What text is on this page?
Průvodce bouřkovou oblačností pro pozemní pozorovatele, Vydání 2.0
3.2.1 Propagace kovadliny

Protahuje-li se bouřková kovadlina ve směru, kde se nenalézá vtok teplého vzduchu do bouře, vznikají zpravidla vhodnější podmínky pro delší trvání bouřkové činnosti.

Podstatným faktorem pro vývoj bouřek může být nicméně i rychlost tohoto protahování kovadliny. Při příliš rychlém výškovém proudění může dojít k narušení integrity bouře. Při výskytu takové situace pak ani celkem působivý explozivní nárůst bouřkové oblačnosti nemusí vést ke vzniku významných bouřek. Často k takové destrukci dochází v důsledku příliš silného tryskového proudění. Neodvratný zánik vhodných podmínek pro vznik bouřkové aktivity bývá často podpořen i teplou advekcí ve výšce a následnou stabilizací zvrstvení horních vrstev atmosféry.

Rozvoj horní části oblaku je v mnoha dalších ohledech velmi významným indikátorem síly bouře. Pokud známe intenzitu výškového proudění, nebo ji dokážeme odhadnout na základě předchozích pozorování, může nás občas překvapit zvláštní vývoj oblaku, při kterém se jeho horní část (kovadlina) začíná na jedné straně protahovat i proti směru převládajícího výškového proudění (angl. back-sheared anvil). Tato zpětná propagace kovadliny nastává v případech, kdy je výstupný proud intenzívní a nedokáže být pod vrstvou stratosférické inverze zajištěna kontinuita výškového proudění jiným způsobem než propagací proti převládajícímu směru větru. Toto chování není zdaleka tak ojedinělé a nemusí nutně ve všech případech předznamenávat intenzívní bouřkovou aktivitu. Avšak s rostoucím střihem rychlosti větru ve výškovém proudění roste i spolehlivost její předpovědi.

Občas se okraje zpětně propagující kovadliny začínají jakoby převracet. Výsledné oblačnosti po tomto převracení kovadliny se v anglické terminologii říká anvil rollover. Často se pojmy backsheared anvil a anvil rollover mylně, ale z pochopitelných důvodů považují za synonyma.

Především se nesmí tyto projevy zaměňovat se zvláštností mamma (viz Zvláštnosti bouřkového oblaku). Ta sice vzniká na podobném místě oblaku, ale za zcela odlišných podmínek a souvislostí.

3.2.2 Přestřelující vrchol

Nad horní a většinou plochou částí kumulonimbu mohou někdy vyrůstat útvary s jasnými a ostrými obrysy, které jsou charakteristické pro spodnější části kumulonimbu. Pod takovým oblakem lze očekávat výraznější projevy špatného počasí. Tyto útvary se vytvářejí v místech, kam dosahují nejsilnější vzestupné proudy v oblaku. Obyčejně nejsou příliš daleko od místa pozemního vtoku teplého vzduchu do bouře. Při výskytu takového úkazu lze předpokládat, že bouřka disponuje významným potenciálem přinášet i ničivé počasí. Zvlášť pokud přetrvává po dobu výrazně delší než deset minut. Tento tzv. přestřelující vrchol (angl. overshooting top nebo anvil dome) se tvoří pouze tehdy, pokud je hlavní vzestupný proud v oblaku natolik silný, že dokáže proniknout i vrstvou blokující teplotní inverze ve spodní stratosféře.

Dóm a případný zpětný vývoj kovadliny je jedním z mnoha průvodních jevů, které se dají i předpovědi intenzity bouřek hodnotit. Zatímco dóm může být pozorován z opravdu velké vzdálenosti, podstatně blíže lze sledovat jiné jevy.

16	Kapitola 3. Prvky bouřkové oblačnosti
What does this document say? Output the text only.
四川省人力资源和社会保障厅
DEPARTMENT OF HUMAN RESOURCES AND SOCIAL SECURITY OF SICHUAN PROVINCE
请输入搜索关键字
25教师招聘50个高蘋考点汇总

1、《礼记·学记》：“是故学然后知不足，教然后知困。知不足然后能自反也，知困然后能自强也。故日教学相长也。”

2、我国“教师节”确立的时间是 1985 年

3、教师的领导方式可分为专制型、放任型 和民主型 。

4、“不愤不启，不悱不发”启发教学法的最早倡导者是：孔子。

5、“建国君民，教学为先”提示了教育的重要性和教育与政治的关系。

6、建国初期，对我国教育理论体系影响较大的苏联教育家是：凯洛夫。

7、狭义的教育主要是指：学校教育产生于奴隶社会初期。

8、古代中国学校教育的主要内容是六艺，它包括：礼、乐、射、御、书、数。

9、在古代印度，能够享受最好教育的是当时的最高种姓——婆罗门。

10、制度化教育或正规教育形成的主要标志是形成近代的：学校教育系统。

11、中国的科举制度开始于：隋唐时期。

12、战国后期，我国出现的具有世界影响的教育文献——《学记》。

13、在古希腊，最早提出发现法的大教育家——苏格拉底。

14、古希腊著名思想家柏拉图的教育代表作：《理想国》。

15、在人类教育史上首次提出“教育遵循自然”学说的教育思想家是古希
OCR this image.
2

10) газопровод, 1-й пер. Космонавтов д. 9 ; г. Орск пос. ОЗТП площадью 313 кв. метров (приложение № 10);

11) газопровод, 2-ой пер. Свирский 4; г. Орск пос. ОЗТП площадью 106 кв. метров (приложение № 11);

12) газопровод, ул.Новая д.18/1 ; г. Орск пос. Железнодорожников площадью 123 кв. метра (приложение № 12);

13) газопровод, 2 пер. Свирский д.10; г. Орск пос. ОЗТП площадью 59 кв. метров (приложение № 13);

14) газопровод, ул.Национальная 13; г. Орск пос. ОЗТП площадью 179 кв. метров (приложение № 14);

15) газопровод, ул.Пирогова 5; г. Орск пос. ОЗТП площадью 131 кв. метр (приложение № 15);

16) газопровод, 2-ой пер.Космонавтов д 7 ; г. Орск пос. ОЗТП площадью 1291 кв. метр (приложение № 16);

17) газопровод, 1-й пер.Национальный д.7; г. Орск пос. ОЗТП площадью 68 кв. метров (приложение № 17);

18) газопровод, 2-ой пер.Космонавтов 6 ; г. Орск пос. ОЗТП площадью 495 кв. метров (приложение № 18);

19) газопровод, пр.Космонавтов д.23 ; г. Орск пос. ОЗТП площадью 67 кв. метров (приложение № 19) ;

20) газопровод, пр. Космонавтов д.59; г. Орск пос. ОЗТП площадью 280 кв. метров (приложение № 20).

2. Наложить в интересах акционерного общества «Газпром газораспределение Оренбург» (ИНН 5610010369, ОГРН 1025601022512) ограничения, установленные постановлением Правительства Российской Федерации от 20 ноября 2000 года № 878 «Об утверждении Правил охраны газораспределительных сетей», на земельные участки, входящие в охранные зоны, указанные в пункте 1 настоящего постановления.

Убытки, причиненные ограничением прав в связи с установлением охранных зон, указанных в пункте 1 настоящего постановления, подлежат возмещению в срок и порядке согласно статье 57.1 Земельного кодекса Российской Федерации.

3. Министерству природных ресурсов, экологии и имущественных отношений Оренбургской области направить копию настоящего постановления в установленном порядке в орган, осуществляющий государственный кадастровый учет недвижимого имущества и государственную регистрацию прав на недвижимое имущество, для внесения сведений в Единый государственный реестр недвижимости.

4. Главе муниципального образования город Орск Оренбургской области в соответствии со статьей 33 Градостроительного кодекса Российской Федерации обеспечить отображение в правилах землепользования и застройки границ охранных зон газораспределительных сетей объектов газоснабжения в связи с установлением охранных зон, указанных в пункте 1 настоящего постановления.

Exercise
Every line of the records that includes the word "oblačnosti" should be gathered.

In response
Podstatným faktorem pro vývoj bouřek může být nicméně i rychlost tohoto protahování kovadliny. Při příliš rychlém výškovém proudění může dojít k narušení integrity bouře. Při výskytu takové situace pak ani celkem působivý explozivní nárůst bouřkové oblačnosti nemusí vést ke vzniku významných bouřek. Často k takové destrukci dochází v důsledku příliš silného tryskového proudění. Neodvratný zánik vhodných podmínek pro vznik bouřkové aktivity bývá často podpořen i teplou advekcí ve výšce a následnou stabilizací zvrstvení horních vrstev atmosféry.
Občas se okraje zpětně propagující kovadliny začínají jakoby převracet. Výsledné oblačnosti po tomto převracení kovadliny se v anglické terminologii říká anvil rollover. Často se pojmy backsheared anvil a anvil rollover mylně, ale z pochopitelných důvodů považují za synonyma.
16	Kapitola 3. Prvky bouřkové oblačnosti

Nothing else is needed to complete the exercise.